• Set exercise
Search the data below for the word "нужно" and copy each line that holds it.
▼▼▼
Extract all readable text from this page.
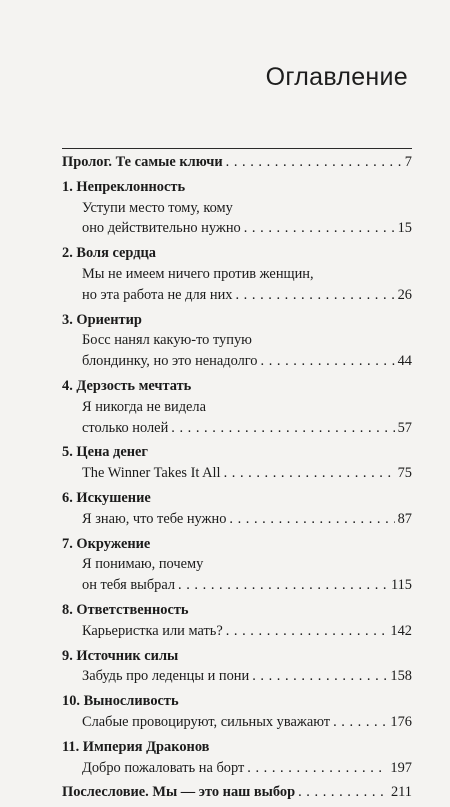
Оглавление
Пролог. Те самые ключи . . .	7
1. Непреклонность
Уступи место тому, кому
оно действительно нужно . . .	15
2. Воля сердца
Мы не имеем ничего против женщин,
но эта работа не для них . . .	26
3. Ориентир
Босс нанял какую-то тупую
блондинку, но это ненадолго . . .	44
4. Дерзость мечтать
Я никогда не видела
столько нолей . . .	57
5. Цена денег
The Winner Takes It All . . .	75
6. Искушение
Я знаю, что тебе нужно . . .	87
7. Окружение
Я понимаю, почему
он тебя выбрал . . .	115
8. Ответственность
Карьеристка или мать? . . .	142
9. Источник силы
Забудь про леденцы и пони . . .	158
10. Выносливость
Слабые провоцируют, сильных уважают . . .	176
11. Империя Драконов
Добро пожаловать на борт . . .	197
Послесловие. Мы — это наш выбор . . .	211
▲▲▲
• Task solution
оно действительно нужно . . .	15
Я знаю, что тебе нужно . . .	87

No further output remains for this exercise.